Filter the listing and keep only the lines with the word "soutokem".

= TASK MATERIAL =
________________________

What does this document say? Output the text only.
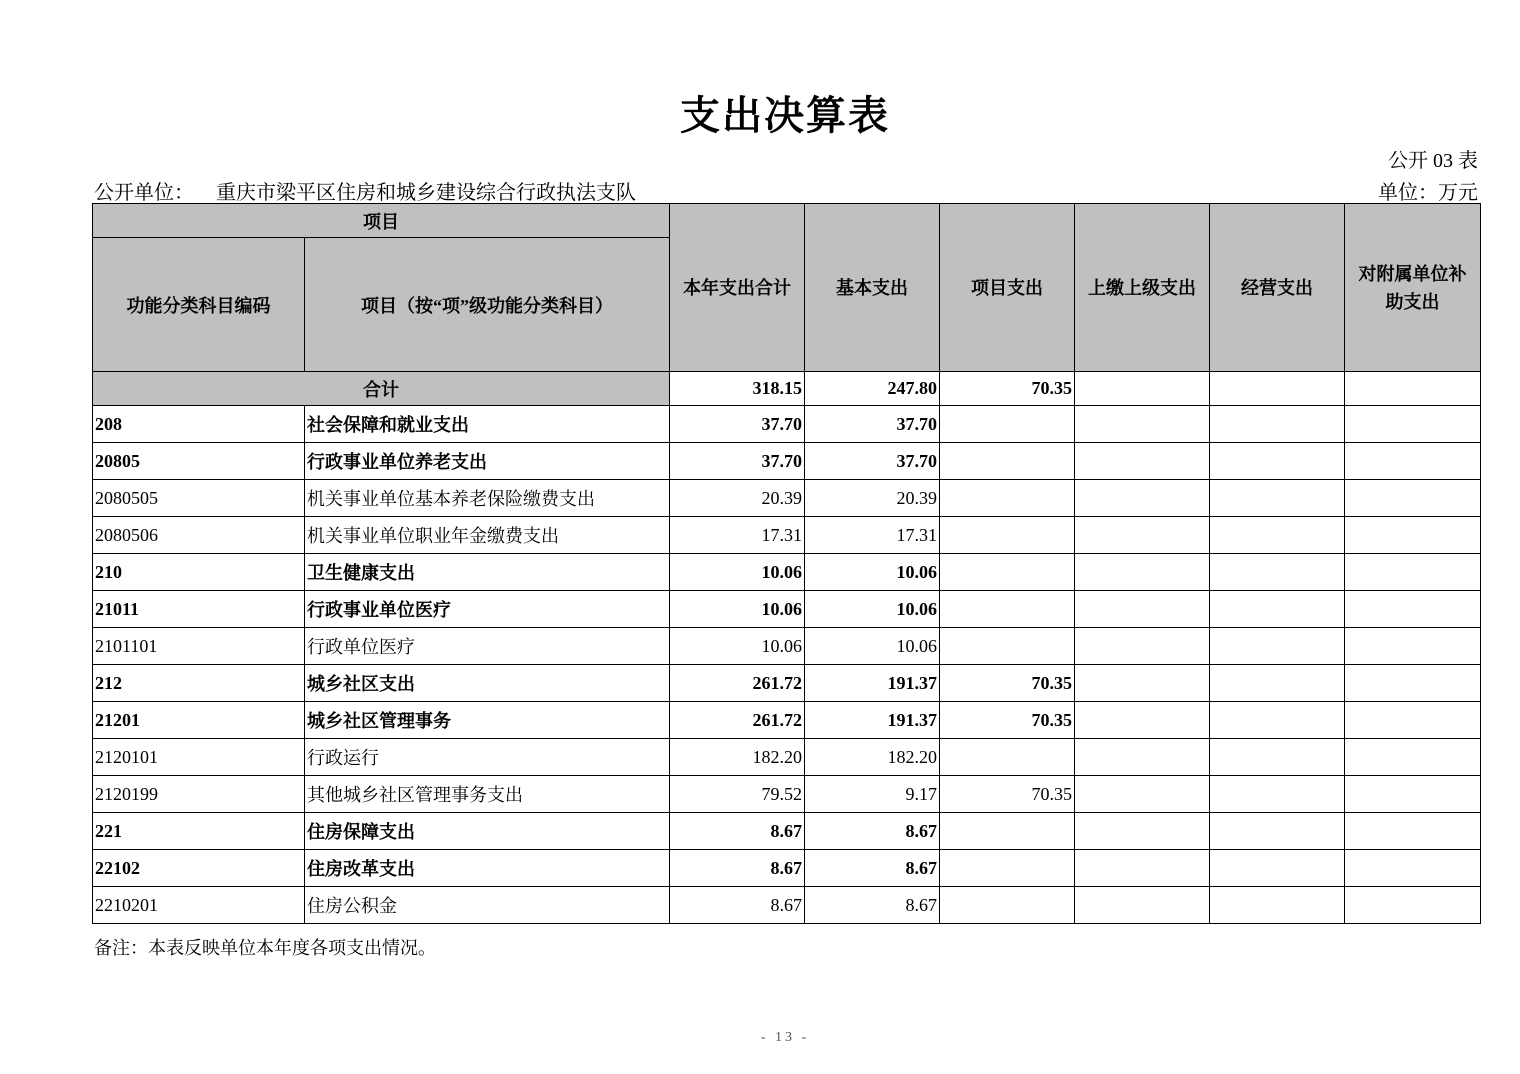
支出决算表
公开 03 表
公开单位： 重庆市梁平区住房和城乡建设综合行政执法支队	单位：万元
项目		本年支出合计	基本支出	项目支出	上缴上级支出	经营支出	对附属单位补助支出
功能分类科目编码	项目（按“项”级功能分类科目）						
合计		318.15	247.80	70.35			
208	社会保障和就业支出	37.70	37.70				
20805	行政事业单位养老支出	37.70	37.70				
2080505	机关事业单位基本养老保险缴费支出	20.39	20.39				
2080506	机关事业单位职业年金缴费支出	17.31	17.31				
210	卫生健康支出	10.06	10.06				
21011	行政事业单位医疗	10.06	10.06				
2101101	行政单位医疗	10.06	10.06				
212	城乡社区支出	261.72	191.37	70.35			
21201	城乡社区管理事务	261.72	191.37	70.35			
2120101	行政运行	182.20	182.20				
2120199	其他城乡社区管理事务支出	79.52	9.17	70.35			
221	住房保障支出	8.67	8.67				
22102	住房改革支出	8.67	8.67				
2210201	住房公积金	8.67	8.67				
备注：本表反映单位本年度各项支出情况。
- 13 -
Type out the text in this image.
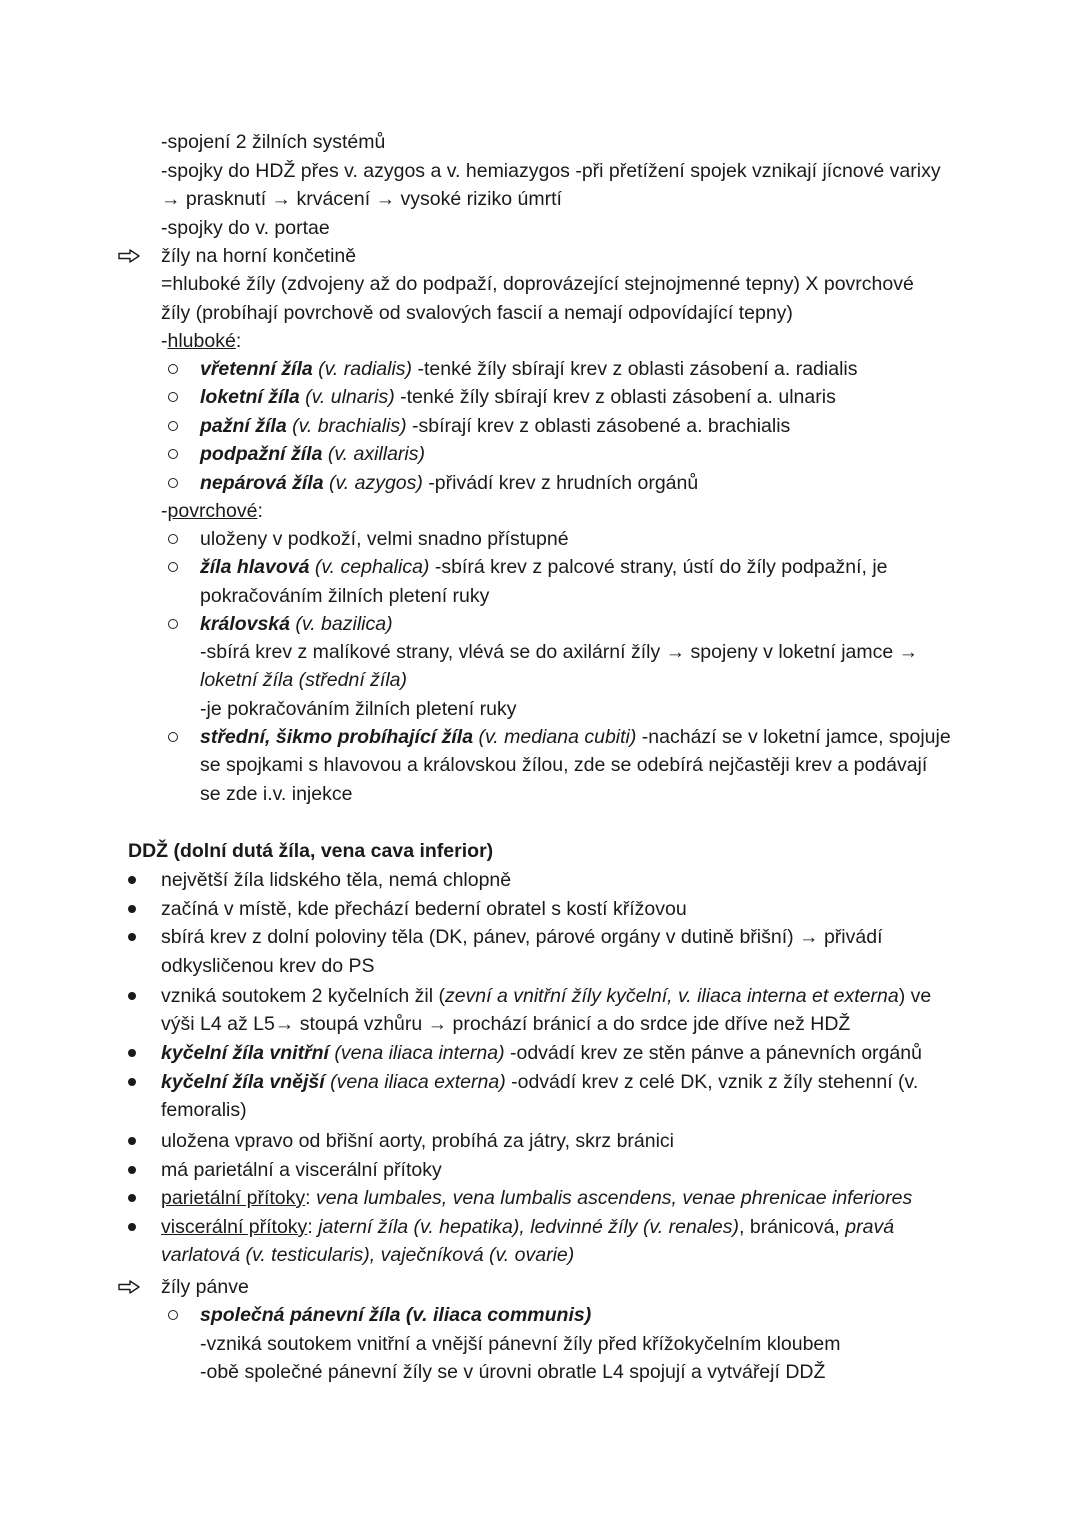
-spojení 2 žilních systémů
-spojky do HDŽ přes v. azygos a v. hemiazygos -při přetížení spojek vznikají jícnové varixy
→ prasknutí → krvácení → vysoké riziko úmrtí
-spojky do v. portae
žíly na horní končetině
=hluboké žíly (zdvojeny až do podpaží, doprovázející stejnojmenné tepny) X povrchové
žíly (probíhají povrchově od svalových fascií a nemají odpovídající tepny)
-hluboké:
vřetenní žíla (v. radialis) -tenké žíly sbírají krev z oblasti zásobení a. radialis
loketní žíla (v. ulnaris) -tenké žíly sbírají krev z oblasti zásobení a. ulnaris
pažní žíla (v. brachialis) -sbírají krev z oblasti zásobené a. brachialis
podpažní žíla (v. axillaris)
nepárová žíla (v. azygos) -přivádí krev z hrudních orgánů
-povrchové:
uloženy v podkoží, velmi snadno přístupné
žíla hlavová (v. cephalica) -sbírá krev z palcové strany, ústí do žíly podpažní, je
pokračováním žilních pletení ruky
královská (v. bazilica)
-sbírá krev z malíkové strany, vlévá se do axilární žíly → spojeny v loketní jamce →
loketní žíla (střední žíla)
-je pokračováním žilních pletení ruky
střední, šikmo probíhající žíla (v. mediana cubiti) -nachází se v loketní jamce, spojuje
se spojkami s hlavovou a královskou žílou, zde se odebírá nejčastěji krev a podávají
se zde i.v. injekce
DDŽ (dolní dutá žíla, vena cava inferior)
největší žíla lidského těla, nemá chlopně
začíná v místě, kde přechází bederní obratel s kostí křížovou
sbírá krev z dolní poloviny těla (DK, pánev, párové orgány v dutině břišní) → přivádí
odkysličenou krev do PS
vzniká soutokem 2 kyčelních žil (zevní a vnitřní žíly kyčelní, v. iliaca interna et externa) ve
výši L4 až L5→ stoupá vzhůru → prochází bránicí a do srdce jde dříve než HDŽ
kyčelní žíla vnitřní (vena iliaca interna) -odvádí krev ze stěn pánve a pánevních orgánů
kyčelní žíla vnější (vena iliaca externa) -odvádí krev z celé DK, vznik z žíly stehenní (v.
femoralis)
uložena vpravo od břišní aorty, probíhá za játry, skrz bránici
má parietální a viscerální přítoky
parietální přítoky: vena lumbales, vena lumbalis ascendens, venae phrenicae inferiores
viscerální přítoky: jaterní žíla (v. hepatika), ledvinné žíly (v. renales), bránicová, pravá
varlatová (v. testicularis), vaječníková (v. ovarie)
žíly pánve
společná pánevní žíla (v. iliaca communis)
-vzniká soutokem vnitřní a vnější pánevní žíly před křížokyčelním kloubem
-obě společné pánevní žíly se v úrovni obratle L4 spojují a vytvářejí DDŽ
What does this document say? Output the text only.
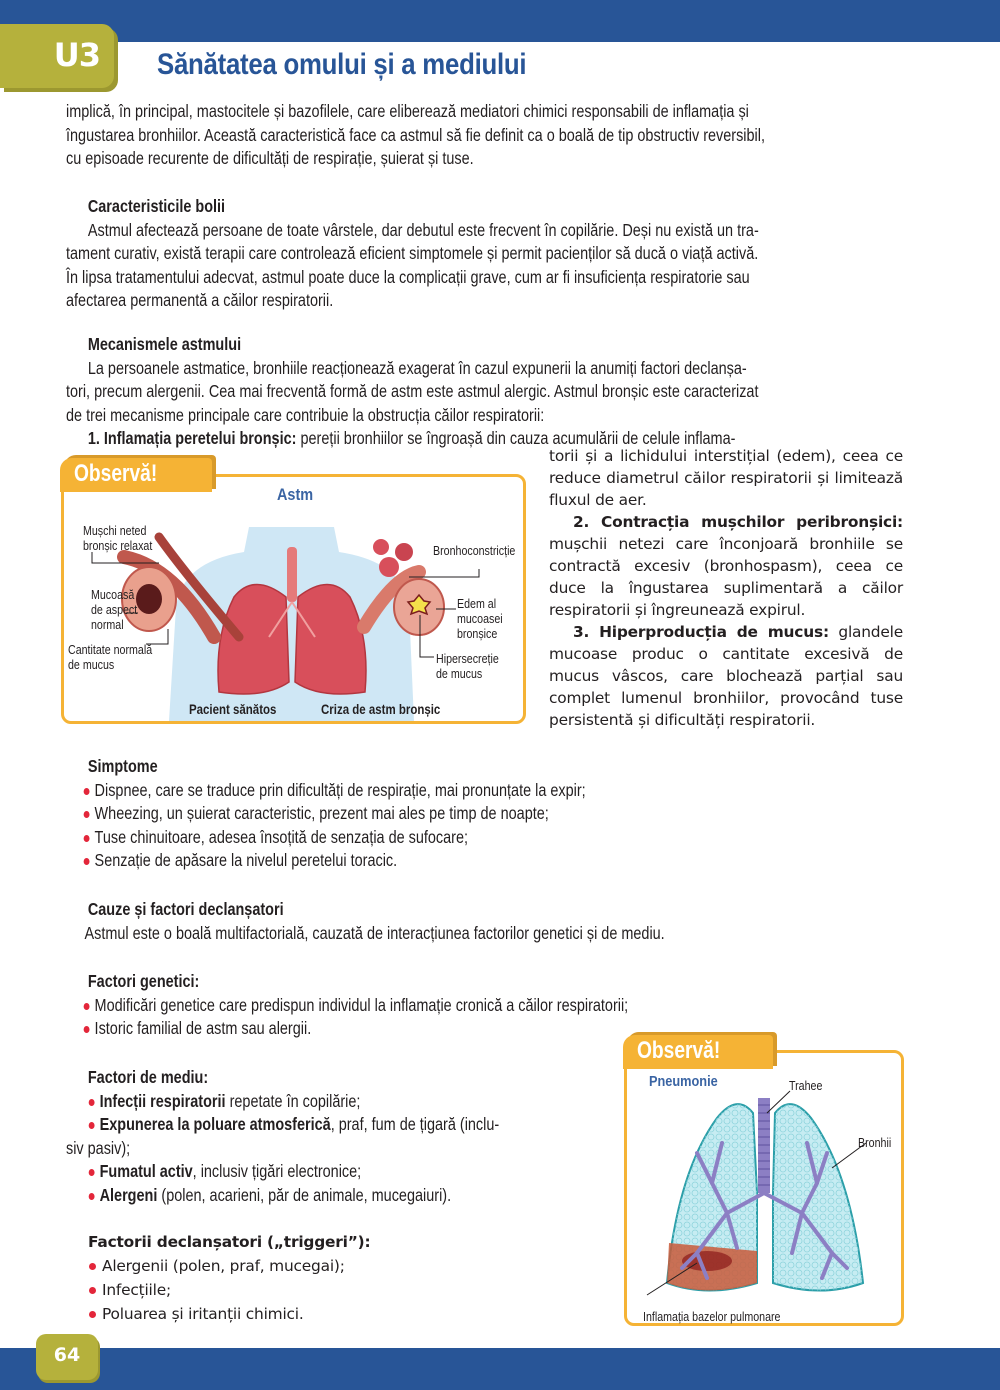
U3 Sănătatea omului și a mediului

implică, în principal, mastocitele și bazofilele, care eliberează mediatori chimici responsabili de inflamația și

îngustarea bronhiilor. Această caracteristică face ca astmul să fie definit ca o boală de tip obstructiv reversibil,

cu episoade recurente de dificultăți de respirație, șuierat și tuse.

Caracteristicile bolii

Astmul afectează persoane de toate vârstele, dar debutul este frecvent în copilărie. Deși nu există un tra-

tament curativ, există terapii care controlează eficient simptomele și permit pacienților să ducă o viață activă.

În lipsa tratamentului adecvat, astmul poate duce la complicații grave, cum ar fi insuficiența respiratorie sau

afectarea permanentă a căilor respiratorii.

Mecanismele astmului

La persoanele astmatice, bronhiile reacționează exagerat în cazul expunerii la anumiți factori declanșa-

tori, precum alergenii. Cea mai frecventă formă de astm este astmul alergic. Astmul bronșic este caracterizat

de trei mecanisme principale care contribuie la obstrucția căilor respiratorii:

1. Inflamația peretelui bronșic: pereții bronhiilor se îngroașă din cauza acumulării de celule inflama-

torii și a lichidului interstițial (edem), ceea ce reduce diametrul căilor respiratorii și limitează fluxul de aer.

2. Contracția mușchilor peribronșici: mușchii netezi care înconjoară bronhiile se contractă excesiv (bronhospasm), ceea ce duce la îngustarea suplimentară a căilor respiratorii și îngreunează expirul.

3. Hiperproducția de mucus: glandele mucoase produc o cantitate excesivă de mucus vâscos, care blochează parțial sau complet lumenul bronhiilor, provocând tuse persistentă și dificultăți respiratorii.

Astm
Mușchi neted
bronșic relaxat
Mucoasă
de aspect
normal
Cantitate normală
de mucus
Bronhoconstricție
Edem al
mucoasei
bronșice
Hipersecreție
de mucus
Pacient sănătos	Criza de astm bronșic
Observă!

Simptome

Dispnee, care se traduce prin dificultăți de respirație, mai pronunțate la expir;

Wheezing, un șuierat caracteristic, prezent mai ales pe timp de noapte;

Tuse chinuitoare, adesea însoțită de senzația de sufocare;

Senzație de apăsare la nivelul peretelui toracic.

Cauze și factori declanșatori

Astmul este o boală multifactorială, cauzată de interacțiunea factorilor genetici și de mediu.

Factori genetici:

Modificări genetice care predispun individul la inflamație cronică a căilor respiratorii;

Istoric familial de astm sau alergii.

Factori de mediu:

Infecții respiratorii repetate în copilărie;

Expunerea la poluare atmosferică, praf, fum de țigară (inclu-

siv pasiv);

Fumatul activ, inclusiv țigări electronice;

Alergeni (polen, acarieni, păr de animale, mucegaiuri).

Factorii declanșatori („triggeri”):

Alergenii (polen, praf, mucegai);

Infecțiile;

Poluarea și iritanții chimici.

Pneumonie	Trahee
Bronhii
Inflamația bazelor pulmonare
Observă!
64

________________________

= THE RESPONSE =
vzniká soutokem 2 kyčelních žil (zevní a vnitřní žíly kyčelní, v. iliaca interna et externa) ve
-vzniká soutokem vnitřní a vnější pánevní žíly před křížokyčelním kloubem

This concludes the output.